Aim: Identify and reproduce every line holding the string "into".

# # # #

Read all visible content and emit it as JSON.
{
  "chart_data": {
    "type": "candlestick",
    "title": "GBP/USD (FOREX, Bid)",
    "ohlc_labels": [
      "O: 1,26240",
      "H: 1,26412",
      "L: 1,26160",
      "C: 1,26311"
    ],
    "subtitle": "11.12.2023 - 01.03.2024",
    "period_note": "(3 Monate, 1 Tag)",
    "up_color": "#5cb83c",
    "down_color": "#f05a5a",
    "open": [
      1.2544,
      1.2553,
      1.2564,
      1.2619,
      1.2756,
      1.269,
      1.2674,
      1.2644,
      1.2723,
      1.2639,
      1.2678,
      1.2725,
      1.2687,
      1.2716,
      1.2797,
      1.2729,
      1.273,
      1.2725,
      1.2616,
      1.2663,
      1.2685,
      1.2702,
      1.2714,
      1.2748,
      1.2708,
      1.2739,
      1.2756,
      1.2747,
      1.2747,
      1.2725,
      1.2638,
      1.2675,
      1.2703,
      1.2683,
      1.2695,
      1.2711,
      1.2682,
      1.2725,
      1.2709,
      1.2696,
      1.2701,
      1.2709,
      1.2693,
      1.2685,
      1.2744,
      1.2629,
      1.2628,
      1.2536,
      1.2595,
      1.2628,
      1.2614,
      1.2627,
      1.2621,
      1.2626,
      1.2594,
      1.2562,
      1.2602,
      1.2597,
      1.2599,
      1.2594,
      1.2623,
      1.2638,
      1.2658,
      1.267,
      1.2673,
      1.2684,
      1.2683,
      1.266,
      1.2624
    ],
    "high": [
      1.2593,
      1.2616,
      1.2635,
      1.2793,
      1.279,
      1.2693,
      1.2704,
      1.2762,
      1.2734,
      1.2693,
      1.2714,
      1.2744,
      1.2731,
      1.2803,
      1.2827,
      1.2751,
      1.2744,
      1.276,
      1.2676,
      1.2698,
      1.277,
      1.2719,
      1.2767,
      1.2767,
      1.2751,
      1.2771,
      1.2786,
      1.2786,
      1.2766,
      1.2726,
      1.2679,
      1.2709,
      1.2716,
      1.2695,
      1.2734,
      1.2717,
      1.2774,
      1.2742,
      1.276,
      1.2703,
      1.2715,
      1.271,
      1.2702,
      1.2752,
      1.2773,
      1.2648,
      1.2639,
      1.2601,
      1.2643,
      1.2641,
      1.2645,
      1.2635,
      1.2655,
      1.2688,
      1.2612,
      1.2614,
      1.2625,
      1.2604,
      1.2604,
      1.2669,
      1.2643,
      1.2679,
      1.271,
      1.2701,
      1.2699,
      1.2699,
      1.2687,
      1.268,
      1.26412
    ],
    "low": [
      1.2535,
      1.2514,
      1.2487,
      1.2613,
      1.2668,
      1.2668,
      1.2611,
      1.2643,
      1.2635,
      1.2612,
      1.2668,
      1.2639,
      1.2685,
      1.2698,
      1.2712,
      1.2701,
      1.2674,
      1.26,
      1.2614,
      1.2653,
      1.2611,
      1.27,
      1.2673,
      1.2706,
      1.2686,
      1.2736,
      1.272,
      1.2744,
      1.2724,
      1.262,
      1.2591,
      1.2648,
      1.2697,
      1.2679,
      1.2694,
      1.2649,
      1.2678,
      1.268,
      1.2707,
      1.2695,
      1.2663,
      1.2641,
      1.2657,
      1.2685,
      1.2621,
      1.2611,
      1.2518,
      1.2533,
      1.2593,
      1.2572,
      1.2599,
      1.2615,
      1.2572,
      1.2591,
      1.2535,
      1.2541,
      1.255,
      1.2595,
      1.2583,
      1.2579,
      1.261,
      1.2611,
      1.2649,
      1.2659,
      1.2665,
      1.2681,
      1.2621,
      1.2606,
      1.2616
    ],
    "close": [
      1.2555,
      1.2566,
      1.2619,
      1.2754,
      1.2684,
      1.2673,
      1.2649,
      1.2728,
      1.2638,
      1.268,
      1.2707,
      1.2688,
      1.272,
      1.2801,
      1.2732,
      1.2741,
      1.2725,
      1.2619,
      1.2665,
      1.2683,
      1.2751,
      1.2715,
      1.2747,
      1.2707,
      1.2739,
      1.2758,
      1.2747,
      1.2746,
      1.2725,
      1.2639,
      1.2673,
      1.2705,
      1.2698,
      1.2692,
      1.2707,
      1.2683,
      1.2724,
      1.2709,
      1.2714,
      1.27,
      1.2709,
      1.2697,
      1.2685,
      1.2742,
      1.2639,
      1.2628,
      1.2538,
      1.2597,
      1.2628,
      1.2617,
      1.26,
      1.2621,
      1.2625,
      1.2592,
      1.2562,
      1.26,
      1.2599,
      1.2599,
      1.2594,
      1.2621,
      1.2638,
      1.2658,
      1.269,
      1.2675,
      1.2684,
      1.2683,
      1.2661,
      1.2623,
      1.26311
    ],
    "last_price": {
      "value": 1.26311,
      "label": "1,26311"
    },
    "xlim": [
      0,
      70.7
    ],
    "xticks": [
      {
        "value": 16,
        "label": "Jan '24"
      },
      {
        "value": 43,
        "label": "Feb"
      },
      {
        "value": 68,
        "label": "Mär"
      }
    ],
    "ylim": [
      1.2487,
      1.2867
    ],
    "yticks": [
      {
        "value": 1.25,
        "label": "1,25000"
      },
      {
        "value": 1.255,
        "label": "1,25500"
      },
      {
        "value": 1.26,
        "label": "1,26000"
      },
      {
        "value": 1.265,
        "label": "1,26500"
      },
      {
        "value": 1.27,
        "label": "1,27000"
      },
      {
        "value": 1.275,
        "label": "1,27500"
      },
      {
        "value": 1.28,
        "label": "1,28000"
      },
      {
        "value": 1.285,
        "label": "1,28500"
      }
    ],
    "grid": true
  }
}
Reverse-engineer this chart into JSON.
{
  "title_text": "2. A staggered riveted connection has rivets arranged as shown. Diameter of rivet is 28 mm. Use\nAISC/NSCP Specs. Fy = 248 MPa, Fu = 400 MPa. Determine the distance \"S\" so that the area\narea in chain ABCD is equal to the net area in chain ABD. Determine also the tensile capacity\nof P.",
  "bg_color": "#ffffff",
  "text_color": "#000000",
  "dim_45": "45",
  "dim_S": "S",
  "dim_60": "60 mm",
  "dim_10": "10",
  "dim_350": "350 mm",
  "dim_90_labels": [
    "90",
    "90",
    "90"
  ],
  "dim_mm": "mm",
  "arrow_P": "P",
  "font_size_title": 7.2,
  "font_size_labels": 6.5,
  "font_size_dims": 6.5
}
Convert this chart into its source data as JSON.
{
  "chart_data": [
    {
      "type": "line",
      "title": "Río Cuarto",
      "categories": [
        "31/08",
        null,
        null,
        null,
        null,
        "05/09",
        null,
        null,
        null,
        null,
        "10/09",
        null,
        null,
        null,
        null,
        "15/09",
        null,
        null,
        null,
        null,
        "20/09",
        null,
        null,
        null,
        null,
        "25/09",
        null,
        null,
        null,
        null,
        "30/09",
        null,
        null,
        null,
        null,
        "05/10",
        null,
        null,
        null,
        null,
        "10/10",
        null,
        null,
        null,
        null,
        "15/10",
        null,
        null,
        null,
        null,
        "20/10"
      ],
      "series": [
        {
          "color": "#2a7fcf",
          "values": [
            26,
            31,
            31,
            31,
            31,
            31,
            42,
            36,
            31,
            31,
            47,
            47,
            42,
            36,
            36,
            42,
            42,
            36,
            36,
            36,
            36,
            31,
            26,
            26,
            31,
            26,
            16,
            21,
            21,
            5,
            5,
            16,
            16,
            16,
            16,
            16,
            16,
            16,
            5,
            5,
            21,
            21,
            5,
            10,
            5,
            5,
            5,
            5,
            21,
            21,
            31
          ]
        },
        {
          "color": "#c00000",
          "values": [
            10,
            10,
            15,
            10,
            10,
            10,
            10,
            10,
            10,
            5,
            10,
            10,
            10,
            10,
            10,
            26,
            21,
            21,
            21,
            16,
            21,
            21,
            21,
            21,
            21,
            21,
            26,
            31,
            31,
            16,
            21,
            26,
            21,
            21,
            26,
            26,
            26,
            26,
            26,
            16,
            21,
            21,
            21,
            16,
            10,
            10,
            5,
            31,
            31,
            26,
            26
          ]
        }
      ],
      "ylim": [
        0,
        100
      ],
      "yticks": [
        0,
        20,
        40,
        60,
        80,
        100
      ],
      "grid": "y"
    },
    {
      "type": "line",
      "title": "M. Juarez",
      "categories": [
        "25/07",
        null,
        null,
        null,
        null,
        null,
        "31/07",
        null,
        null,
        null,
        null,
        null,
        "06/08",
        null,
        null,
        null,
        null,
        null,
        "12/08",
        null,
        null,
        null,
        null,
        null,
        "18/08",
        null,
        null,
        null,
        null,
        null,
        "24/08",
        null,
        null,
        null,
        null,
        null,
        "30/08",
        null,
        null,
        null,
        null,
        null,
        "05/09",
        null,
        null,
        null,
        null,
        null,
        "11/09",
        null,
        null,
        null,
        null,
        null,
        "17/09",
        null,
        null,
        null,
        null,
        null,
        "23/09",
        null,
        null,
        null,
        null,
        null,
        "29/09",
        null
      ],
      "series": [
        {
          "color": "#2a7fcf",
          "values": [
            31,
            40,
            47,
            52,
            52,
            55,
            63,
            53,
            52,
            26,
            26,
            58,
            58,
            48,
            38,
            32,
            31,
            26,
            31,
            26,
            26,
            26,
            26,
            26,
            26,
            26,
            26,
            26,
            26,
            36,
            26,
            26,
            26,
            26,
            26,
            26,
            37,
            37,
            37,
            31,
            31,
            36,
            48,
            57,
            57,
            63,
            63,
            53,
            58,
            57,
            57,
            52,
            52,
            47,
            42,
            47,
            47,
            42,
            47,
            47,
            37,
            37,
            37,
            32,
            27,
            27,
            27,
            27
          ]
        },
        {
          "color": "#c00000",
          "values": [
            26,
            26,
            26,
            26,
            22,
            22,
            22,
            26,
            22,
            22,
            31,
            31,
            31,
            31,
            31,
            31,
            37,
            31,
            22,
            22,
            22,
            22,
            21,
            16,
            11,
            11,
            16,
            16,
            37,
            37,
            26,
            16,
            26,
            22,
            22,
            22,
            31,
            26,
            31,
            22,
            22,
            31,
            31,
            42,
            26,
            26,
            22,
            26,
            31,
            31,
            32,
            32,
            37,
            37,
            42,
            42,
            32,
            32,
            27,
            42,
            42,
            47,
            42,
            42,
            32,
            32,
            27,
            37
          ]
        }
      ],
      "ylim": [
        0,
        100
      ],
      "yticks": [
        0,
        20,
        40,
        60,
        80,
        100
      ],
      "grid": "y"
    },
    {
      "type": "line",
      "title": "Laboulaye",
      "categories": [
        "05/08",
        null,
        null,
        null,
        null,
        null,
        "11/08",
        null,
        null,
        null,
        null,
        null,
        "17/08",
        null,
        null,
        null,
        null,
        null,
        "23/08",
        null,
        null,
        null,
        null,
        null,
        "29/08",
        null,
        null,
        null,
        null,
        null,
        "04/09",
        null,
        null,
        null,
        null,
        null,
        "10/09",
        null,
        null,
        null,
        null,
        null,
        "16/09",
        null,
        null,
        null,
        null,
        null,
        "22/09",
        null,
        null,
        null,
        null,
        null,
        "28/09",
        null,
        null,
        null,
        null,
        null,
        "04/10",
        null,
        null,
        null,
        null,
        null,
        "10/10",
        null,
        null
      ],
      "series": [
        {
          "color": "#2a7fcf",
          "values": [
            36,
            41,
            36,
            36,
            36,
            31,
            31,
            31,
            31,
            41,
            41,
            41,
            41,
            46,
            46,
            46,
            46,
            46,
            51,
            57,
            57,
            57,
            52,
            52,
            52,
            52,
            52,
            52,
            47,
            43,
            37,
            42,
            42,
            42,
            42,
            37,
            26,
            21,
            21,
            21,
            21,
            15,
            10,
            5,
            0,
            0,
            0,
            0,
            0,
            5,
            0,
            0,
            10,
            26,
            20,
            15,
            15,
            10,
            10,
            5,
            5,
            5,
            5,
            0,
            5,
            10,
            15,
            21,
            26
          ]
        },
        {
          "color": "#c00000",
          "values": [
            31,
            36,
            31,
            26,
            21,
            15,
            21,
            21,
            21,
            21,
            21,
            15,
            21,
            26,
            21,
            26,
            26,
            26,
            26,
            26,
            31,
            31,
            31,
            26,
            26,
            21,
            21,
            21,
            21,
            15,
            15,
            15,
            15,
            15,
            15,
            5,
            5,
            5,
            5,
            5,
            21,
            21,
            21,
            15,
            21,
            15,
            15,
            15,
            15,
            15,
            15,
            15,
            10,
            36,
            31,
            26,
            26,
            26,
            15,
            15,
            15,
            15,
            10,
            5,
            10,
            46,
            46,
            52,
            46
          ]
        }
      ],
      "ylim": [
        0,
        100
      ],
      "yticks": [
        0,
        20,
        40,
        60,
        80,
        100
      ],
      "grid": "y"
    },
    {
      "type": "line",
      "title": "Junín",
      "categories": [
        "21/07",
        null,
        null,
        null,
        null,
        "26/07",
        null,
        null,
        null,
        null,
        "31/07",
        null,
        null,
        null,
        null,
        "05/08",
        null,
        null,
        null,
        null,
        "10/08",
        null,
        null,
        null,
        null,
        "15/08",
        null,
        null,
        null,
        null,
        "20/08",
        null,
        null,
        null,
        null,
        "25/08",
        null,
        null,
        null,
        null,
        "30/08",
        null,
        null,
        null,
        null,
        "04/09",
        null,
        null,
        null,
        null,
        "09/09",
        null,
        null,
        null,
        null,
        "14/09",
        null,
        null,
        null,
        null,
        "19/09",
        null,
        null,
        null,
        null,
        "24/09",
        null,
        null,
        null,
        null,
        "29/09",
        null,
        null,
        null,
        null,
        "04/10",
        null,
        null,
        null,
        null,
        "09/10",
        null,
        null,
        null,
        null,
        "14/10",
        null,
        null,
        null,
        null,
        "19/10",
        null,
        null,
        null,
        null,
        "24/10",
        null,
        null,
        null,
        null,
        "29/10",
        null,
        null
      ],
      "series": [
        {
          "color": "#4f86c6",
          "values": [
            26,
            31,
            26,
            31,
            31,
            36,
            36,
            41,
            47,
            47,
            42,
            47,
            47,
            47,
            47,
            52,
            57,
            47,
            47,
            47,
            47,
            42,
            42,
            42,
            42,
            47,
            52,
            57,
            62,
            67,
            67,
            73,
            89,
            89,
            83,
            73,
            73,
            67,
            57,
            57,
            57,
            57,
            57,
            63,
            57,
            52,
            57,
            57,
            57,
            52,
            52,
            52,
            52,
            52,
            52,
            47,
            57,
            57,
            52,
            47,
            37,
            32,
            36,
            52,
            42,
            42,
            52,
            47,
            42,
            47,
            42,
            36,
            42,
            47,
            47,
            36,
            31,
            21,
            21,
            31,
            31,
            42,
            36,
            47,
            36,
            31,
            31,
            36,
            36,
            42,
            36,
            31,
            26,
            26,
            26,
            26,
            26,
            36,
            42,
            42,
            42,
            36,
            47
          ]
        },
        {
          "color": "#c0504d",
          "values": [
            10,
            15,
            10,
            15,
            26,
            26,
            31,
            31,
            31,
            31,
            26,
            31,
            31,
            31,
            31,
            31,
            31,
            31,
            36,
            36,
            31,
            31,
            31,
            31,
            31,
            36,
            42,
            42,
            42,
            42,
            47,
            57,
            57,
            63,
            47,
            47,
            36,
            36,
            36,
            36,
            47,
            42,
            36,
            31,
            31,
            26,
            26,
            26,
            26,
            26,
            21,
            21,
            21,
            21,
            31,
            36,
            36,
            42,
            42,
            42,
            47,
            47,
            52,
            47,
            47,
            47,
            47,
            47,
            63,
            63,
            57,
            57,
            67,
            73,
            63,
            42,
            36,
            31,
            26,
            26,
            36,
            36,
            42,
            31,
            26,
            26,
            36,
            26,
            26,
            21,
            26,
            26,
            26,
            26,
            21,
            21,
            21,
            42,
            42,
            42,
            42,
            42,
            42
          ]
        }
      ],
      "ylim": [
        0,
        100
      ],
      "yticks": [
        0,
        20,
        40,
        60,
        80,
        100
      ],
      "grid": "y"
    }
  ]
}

# # # #

Response below:
Reverse-engineer this chart into JSON.
Convert this chart into its source data as JSON.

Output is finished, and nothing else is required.